(begin)

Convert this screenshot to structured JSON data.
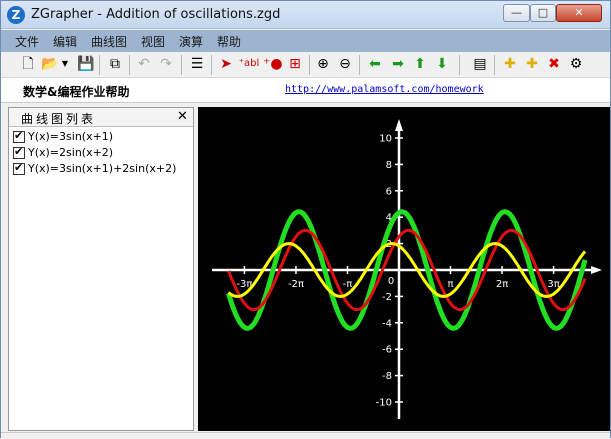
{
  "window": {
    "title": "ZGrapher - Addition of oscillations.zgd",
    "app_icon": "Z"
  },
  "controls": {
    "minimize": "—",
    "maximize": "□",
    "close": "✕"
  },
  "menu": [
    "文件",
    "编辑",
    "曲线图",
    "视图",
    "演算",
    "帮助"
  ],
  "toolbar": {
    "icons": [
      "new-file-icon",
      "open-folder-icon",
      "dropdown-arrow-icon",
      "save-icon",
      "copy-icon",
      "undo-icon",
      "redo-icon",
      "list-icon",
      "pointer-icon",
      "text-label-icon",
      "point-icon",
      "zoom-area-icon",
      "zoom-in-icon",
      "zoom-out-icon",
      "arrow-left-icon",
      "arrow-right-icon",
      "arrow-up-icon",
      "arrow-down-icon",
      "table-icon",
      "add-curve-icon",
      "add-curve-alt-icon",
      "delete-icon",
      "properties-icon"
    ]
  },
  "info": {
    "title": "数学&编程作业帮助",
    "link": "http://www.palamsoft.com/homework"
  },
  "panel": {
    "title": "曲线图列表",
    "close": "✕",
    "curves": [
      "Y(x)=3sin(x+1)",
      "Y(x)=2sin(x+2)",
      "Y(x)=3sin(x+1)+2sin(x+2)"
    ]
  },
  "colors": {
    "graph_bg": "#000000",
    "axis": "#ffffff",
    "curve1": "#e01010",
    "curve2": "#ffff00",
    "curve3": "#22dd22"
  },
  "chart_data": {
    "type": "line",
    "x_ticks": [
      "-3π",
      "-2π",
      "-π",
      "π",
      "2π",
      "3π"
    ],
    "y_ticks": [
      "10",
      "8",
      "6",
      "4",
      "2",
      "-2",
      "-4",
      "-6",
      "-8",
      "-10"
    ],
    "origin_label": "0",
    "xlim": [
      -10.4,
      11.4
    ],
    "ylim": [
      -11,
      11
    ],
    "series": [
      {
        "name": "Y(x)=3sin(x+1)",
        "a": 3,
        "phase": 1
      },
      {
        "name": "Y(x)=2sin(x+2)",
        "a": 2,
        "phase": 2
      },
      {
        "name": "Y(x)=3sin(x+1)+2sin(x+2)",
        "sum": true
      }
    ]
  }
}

(end)
(begin)

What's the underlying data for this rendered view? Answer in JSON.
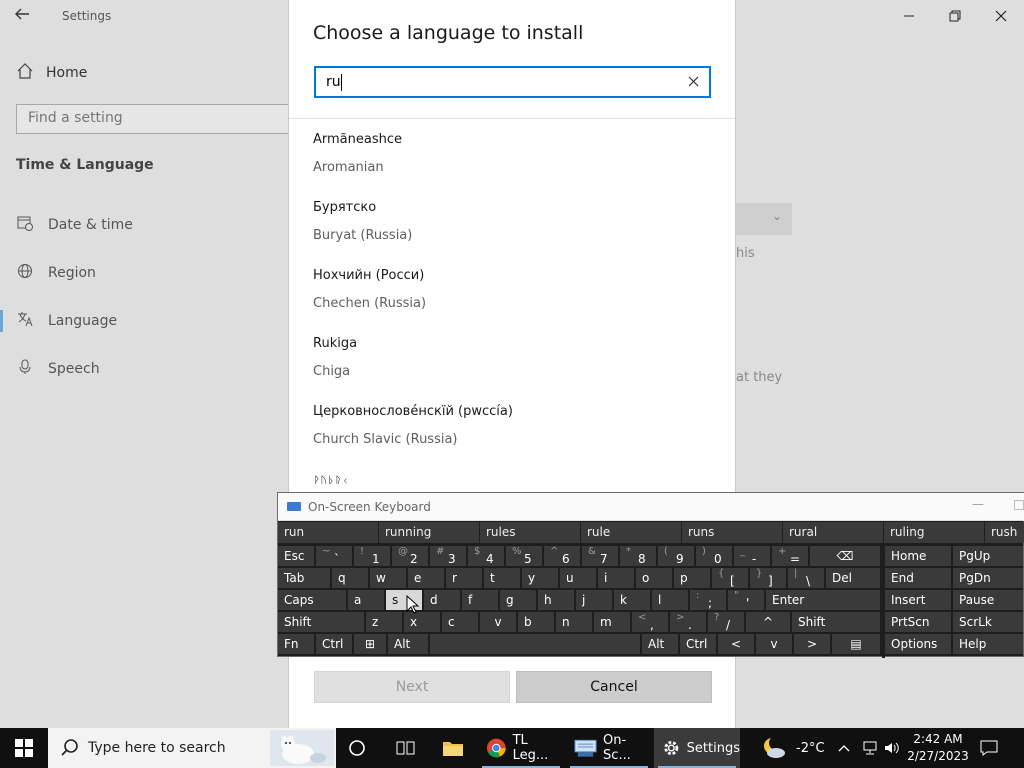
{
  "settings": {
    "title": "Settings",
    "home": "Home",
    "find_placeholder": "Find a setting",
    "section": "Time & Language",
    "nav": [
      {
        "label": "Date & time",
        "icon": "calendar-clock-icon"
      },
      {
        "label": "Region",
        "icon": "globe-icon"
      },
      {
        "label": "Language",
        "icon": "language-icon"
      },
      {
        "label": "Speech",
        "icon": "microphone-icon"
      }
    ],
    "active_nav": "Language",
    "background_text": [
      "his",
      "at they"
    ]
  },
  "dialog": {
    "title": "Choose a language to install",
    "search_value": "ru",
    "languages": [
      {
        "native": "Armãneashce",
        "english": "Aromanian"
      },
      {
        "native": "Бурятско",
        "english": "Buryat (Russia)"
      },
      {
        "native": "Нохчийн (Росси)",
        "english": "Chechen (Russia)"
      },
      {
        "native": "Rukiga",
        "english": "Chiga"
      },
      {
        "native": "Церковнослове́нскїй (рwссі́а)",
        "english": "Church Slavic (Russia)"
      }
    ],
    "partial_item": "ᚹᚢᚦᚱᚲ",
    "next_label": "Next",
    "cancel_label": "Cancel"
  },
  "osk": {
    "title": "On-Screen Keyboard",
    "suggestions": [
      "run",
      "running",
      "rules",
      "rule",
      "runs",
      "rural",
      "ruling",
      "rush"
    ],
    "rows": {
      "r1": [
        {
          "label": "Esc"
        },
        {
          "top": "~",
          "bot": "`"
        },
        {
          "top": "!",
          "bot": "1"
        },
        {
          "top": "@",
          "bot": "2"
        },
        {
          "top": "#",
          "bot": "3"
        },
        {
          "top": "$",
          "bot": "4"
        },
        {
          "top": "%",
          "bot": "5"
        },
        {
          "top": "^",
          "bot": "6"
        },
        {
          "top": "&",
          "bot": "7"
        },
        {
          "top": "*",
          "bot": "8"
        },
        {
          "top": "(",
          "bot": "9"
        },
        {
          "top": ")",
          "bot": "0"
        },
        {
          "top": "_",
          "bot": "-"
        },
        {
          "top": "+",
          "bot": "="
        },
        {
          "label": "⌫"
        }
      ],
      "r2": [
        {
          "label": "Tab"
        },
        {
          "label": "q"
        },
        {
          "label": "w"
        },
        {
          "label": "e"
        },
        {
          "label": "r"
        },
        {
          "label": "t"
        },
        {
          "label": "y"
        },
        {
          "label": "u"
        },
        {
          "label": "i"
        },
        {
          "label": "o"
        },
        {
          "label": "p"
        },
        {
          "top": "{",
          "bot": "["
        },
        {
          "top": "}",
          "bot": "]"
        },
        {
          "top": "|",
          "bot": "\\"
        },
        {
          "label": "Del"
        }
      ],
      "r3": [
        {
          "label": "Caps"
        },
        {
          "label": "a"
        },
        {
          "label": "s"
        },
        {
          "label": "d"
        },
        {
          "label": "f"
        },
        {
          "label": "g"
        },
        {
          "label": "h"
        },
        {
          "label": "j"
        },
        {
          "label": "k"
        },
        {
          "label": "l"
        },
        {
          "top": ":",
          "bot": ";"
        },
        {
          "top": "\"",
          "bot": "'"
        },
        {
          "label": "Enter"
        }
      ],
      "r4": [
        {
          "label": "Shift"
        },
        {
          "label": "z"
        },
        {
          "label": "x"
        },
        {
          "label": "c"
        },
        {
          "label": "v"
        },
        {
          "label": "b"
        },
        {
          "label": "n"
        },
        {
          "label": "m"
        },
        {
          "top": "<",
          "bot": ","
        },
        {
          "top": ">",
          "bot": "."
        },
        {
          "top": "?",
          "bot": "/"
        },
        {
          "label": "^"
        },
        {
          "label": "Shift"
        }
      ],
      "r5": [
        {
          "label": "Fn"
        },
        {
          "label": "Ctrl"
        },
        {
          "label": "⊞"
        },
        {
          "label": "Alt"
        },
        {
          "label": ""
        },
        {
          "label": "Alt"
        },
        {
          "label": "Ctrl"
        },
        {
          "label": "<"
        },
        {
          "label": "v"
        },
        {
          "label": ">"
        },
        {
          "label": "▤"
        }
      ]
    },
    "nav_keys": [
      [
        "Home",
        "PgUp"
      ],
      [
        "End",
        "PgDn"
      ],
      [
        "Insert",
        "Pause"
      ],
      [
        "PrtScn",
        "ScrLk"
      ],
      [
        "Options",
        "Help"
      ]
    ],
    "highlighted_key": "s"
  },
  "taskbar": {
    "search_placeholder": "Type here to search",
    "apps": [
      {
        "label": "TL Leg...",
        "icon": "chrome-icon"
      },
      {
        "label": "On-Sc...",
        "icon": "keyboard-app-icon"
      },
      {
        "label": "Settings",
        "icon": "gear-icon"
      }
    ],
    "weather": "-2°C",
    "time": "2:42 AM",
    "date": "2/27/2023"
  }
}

(end)
(begin)

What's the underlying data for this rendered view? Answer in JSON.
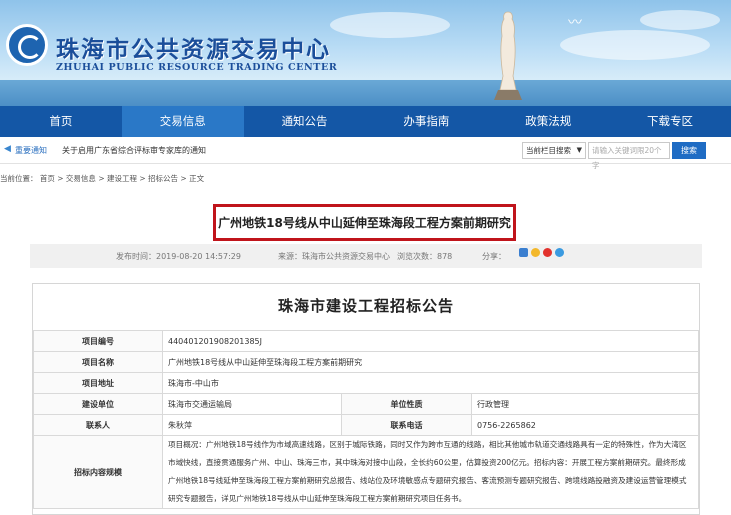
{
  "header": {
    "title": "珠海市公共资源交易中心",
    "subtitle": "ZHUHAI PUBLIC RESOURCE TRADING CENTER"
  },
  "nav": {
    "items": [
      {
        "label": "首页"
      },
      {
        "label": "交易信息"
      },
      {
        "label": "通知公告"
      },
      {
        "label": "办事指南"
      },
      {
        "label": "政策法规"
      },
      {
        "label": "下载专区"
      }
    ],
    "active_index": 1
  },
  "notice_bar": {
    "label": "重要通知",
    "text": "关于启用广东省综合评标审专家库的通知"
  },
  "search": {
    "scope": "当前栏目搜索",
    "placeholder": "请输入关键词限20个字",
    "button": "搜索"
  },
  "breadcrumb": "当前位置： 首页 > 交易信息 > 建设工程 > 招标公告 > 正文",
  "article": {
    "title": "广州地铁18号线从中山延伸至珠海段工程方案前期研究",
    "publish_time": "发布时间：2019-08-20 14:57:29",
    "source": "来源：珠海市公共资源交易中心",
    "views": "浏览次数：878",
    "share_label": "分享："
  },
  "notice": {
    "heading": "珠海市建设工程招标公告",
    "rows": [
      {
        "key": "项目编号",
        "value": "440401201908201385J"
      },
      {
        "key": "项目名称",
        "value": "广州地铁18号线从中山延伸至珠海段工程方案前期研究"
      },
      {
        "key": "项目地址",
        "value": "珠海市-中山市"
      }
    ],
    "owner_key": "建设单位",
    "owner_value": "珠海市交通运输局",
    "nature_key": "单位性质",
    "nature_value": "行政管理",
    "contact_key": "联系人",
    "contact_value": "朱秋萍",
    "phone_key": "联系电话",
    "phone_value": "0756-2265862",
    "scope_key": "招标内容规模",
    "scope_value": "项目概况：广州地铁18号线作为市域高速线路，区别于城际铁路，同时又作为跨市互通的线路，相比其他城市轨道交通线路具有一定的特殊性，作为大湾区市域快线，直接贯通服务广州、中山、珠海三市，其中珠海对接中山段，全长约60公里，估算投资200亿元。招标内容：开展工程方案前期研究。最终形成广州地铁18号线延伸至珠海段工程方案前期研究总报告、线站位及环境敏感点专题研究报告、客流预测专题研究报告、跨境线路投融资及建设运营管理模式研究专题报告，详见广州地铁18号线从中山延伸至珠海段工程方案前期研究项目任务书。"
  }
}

(end)

For each line of the listing that holds the word "english", show that line.

WRITTEN RESPONSE
        "english": "Aromanian"
        "english": "Buryat (Russia)"
        "english": "Chechen (Russia)"
        "english": "Chiga"
        "english": "Church Slavic (Russia)"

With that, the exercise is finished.